= Exercise materials =
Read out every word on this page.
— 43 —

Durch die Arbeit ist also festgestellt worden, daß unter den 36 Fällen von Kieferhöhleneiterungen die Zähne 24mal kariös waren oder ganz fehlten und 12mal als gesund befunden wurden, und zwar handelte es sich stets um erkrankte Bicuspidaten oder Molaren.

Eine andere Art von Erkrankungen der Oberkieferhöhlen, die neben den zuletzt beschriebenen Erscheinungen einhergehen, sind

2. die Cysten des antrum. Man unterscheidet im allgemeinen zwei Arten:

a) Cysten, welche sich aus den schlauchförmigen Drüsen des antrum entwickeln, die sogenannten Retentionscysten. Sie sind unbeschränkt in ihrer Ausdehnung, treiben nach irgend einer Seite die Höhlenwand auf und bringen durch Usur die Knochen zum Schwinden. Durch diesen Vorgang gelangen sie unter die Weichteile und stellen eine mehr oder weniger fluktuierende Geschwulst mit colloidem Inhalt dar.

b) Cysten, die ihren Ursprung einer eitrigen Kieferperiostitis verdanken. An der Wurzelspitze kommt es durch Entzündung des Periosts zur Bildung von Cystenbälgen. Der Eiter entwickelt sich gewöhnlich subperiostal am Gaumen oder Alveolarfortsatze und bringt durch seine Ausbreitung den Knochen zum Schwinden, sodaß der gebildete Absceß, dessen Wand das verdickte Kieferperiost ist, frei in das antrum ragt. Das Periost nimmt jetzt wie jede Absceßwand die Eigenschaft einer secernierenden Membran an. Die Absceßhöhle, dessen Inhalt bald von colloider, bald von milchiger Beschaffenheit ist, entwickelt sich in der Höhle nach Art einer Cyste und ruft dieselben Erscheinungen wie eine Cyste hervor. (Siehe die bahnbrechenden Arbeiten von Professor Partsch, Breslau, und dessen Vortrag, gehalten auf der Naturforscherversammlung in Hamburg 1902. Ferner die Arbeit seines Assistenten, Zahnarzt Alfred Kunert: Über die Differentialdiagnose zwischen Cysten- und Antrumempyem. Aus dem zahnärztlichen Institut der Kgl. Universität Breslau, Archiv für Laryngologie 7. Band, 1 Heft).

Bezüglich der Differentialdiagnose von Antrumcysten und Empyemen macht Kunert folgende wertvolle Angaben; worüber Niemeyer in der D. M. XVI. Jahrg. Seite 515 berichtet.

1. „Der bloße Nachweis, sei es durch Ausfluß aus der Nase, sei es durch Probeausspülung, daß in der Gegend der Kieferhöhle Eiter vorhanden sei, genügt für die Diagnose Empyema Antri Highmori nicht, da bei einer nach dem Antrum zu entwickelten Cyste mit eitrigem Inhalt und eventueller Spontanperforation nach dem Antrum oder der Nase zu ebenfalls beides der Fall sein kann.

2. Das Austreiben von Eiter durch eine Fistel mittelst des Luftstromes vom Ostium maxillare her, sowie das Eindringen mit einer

= What the task requires =
Write out every line of the material again, exactly as it reads.

= Solution for this task =
Read out every word on this page.
— 43 —

Durch die Arbeit ist also festgestellt worden, daß unter den 36 Fällen von Kieferhöhleneiterungen die Zähne 24mal kariös waren oder ganz fehlten und 12mal als gesund befunden wurden, und zwar handelte es sich stets um erkrankte Bicuspidaten oder Molaren.

Eine andere Art von Erkrankungen der Oberkieferhöhlen, die neben den zuletzt beschriebenen Erscheinungen einhergehen, sind

2. die Cysten des antrum. Man unterscheidet im allgemeinen zwei Arten:

a) Cysten, welche sich aus den schlauchförmigen Drüsen des antrum entwickeln, die sogenannten Retentionscysten. Sie sind unbeschränkt in ihrer Ausdehnung, treiben nach irgend einer Seite die Höhlenwand auf und bringen durch Usur die Knochen zum Schwinden. Durch diesen Vorgang gelangen sie unter die Weichteile und stellen eine mehr oder weniger fluktuierende Geschwulst mit colloidem Inhalt dar.

b) Cysten, die ihren Ursprung einer eitrigen Kieferperiostitis verdanken. An der Wurzelspitze kommt es durch Entzündung des Periosts zur Bildung von Cystenbälgen. Der Eiter entwickelt sich gewöhnlich subperiostal am Gaumen oder Alveolarfortsatze und bringt durch seine Ausbreitung den Knochen zum Schwinden, sodaß der gebildete Absceß, dessen Wand das verdickte Kieferperiost ist, frei in das antrum ragt. Das Periost nimmt jetzt wie jede Absceßwand die Eigenschaft einer secernierenden Membran an. Die Absceßhöhle, dessen Inhalt bald von colloider, bald von milchiger Beschaffenheit ist, entwickelt sich in der Höhle nach Art einer Cyste und ruft dieselben Erscheinungen wie eine Cyste hervor. (Siehe die bahnbrechenden Arbeiten von Professor Partsch, Breslau, und dessen Vortrag, gehalten auf der Naturforscherversammlung in Hamburg 1902. Ferner die Arbeit seines Assistenten, Zahnarzt Alfred Kunert: Über die Differentialdiagnose zwischen Cysten- und Antrumempyem. Aus dem zahnärztlichen Institut der Kgl. Universität Breslau, Archiv für Laryngologie 7. Band, 1 Heft).

Bezüglich der Differentialdiagnose von Antrumcysten und Empyemen macht Kunert folgende wertvolle Angaben; worüber Niemeyer in der D. M. XVI. Jahrg. Seite 515 berichtet.

1. „Der bloße Nachweis, sei es durch Ausfluß aus der Nase, sei es durch Probeausspülung, daß in der Gegend der Kieferhöhle Eiter vorhanden sei, genügt für die Diagnose Empyema Antri Highmori nicht, da bei einer nach dem Antrum zu entwickelten Cyste mit eitrigem Inhalt und eventueller Spontanperforation nach dem Antrum oder der Nase zu ebenfalls beides der Fall sein kann.

2. Das Austreiben von Eiter durch eine Fistel mittelst des Luftstromes vom Ostium maxillare her, sowie das Eindringen mit einer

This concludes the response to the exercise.